### Given request
Count every line where "kind" shows up, and give that number only.

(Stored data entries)
++++++++++

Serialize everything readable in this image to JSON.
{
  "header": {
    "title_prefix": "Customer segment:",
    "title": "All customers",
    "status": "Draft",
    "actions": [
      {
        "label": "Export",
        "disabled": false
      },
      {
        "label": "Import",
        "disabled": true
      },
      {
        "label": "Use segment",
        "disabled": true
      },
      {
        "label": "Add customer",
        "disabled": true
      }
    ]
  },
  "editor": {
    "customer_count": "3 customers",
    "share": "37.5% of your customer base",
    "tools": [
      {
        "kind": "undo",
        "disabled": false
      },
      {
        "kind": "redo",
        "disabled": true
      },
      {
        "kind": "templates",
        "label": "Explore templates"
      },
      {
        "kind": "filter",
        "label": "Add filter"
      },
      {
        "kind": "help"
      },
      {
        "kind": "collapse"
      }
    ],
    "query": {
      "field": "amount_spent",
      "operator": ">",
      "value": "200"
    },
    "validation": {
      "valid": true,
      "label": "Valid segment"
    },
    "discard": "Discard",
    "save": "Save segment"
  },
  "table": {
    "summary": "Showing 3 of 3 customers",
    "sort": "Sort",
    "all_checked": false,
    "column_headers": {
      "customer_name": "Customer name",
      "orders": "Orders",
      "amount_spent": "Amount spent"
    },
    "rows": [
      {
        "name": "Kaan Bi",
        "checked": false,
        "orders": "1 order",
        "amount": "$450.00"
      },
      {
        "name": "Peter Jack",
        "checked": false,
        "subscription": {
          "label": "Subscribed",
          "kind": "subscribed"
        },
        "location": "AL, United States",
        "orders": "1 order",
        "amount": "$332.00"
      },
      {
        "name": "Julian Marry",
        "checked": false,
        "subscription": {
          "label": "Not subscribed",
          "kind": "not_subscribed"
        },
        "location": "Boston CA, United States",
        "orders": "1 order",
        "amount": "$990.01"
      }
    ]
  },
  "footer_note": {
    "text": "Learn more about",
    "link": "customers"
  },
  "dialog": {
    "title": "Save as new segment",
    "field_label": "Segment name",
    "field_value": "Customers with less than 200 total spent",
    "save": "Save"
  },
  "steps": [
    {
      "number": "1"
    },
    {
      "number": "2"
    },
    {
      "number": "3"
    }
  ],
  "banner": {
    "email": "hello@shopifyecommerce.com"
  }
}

++++++++++

### Correct result
8